Written instruction:
Pictures do not belong in the copy; quote every entry below exactly.

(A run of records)
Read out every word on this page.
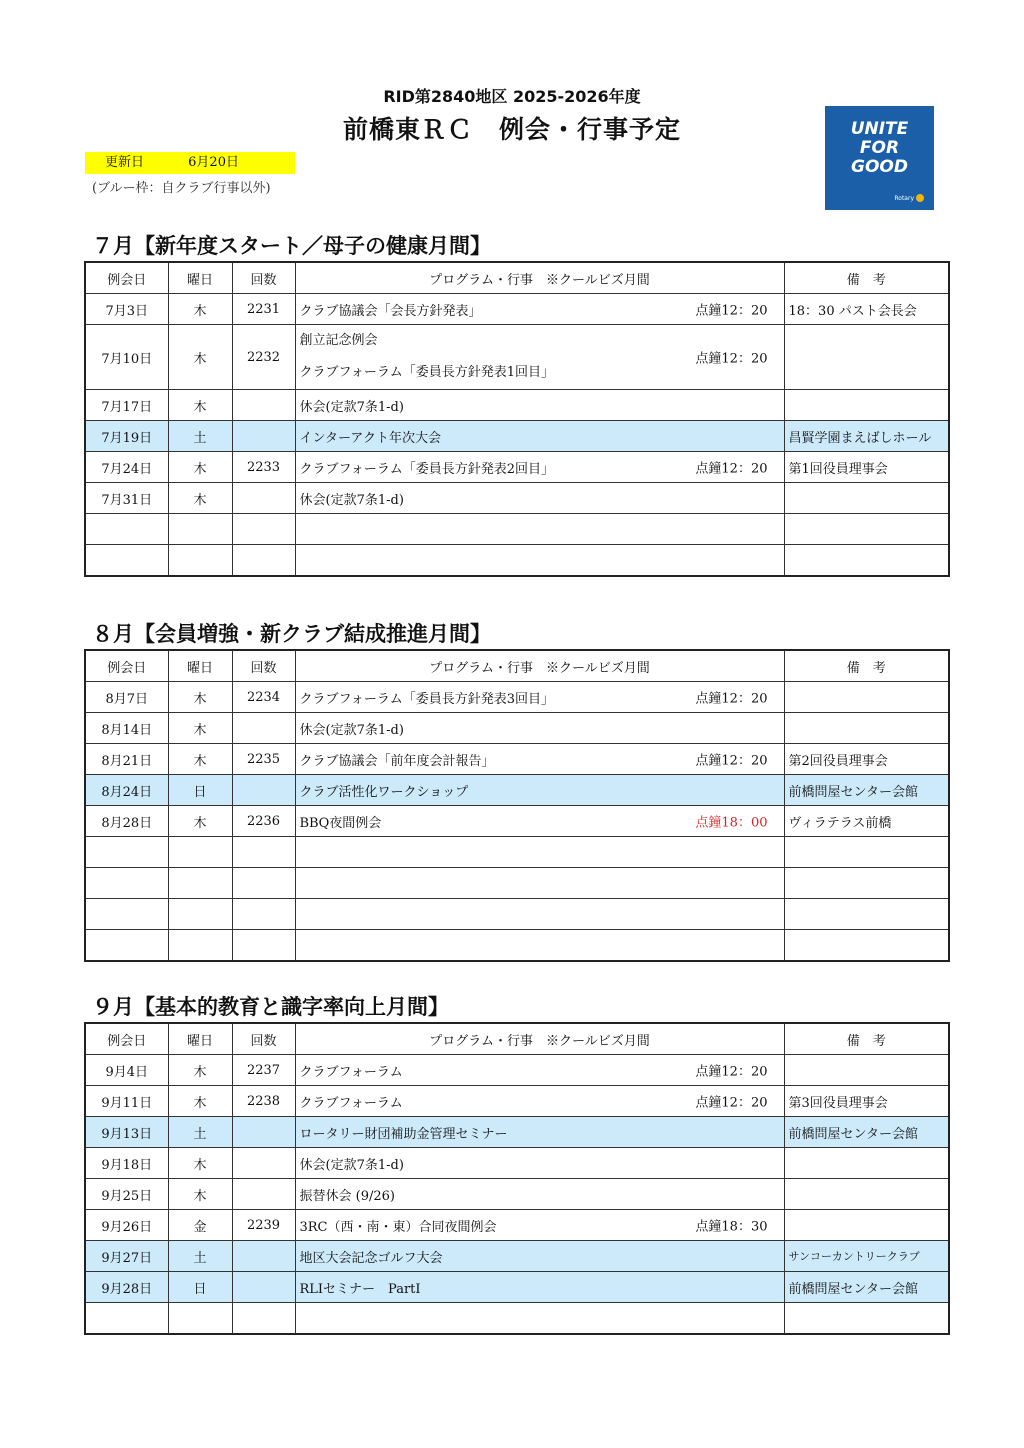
RID第2840地区 2025-2026年度
前橋東ＲＣ　例会・行事予定
更新日	6月20日
(ブルー枠：自クラブ行事以外)
UNITE
FOR
GOOD
Rotary
７月【新年度スタート／母子の健康月間】
例会日	曜日	回数	プログラム・行事　※クールビズ月間	備　考
7月3日	木	2231	クラブ協議会「会長方針発表」 点鐘12：20	18：30 パスト会長会
7月10日	木	2232	創立記念例会
クラブフォーラム「委員長方針発表1回目」
点鐘12：20	

7月17日	木		休会(定款7条1-d)	
7月19日	土		インターアクト年次大会	昌賢学園まえばしホール
7月24日	木	2233	クラブフォーラム「委員長方針発表2回目」 点鐘12：20	第1回役員理事会
7月31日	木		休会(定款7条1-d)	

８月【会員増強・新クラブ結成推進月間】
例会日	曜日	回数	プログラム・行事　※クールビズ月間	備　考
8月7日	木	2234	クラブフォーラム「委員長方針発表3回目」 点鐘12：20	

8月14日	木		休会(定款7条1-d)	
8月21日	木	2235	クラブ協議会「前年度会計報告」 点鐘12：20	第2回役員理事会
8月24日	日		クラブ活性化ワークショップ	前橋問屋センター会館
8月28日	木	2236	BBQ夜間例会 点鐘18：00	ヴィラテラス前橋

９月【基本的教育と識字率向上月間】
例会日	曜日	回数	プログラム・行事　※クールビズ月間	備　考
9月4日	木	2237	クラブフォーラム 点鐘12：20	

9月11日	木	2238	クラブフォーラム 点鐘12：20	第3回役員理事会
9月13日	土		ロータリー財団補助金管理セミナー	前橋問屋センター会館
9月18日	木		休会(定款7条1-d)	
9月25日	木		振替休会 (9/26)	
9月26日	金	2239	3RC（西・南・東）合同夜間例会 点鐘18：30	

9月27日	土		地区大会記念ゴルフ大会	サンコーカントリークラブ
9月28日	日		RLIセミナー　PartⅠ	前橋問屋センター会館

Answer for this exercise:
Read out every word on this page.
RID第2840地区 2025-2026年度
前橋東ＲＣ　例会・行事予定
更新日	6月20日
(ブルー枠：自クラブ行事以外)
UNITE
FOR
GOOD
Rotary
７月【新年度スタート／母子の健康月間】
例会日	曜日	回数	プログラム・行事　※クールビズ月間	備　考
7月3日	木	2231	クラブ協議会「会長方針発表」 点鐘12：20	18：30 パスト会長会
7月10日	木	2232	創立記念例会
クラブフォーラム「委員長方針発表1回目」
点鐘12：20	

7月17日	木		休会(定款7条1-d)	
7月19日	土		インターアクト年次大会	昌賢学園まえばしホール
7月24日	木	2233	クラブフォーラム「委員長方針発表2回目」 点鐘12：20	第1回役員理事会
7月31日	木		休会(定款7条1-d)	

８月【会員増強・新クラブ結成推進月間】
例会日	曜日	回数	プログラム・行事　※クールビズ月間	備　考
8月7日	木	2234	クラブフォーラム「委員長方針発表3回目」 点鐘12：20	

8月14日	木		休会(定款7条1-d)	
8月21日	木	2235	クラブ協議会「前年度会計報告」 点鐘12：20	第2回役員理事会
8月24日	日		クラブ活性化ワークショップ	前橋問屋センター会館
8月28日	木	2236	BBQ夜間例会 点鐘18：00	ヴィラテラス前橋

９月【基本的教育と識字率向上月間】
例会日	曜日	回数	プログラム・行事　※クールビズ月間	備　考
9月4日	木	2237	クラブフォーラム 点鐘12：20	

9月11日	木	2238	クラブフォーラム 点鐘12：20	第3回役員理事会
9月13日	土		ロータリー財団補助金管理セミナー	前橋問屋センター会館
9月18日	木		休会(定款7条1-d)	
9月25日	木		振替休会 (9/26)	
9月26日	金	2239	3RC（西・南・東）合同夜間例会 点鐘18：30	

9月27日	土		地区大会記念ゴルフ大会	サンコーカントリークラブ
9月28日	日		RLIセミナー　PartⅠ	前橋問屋センター会館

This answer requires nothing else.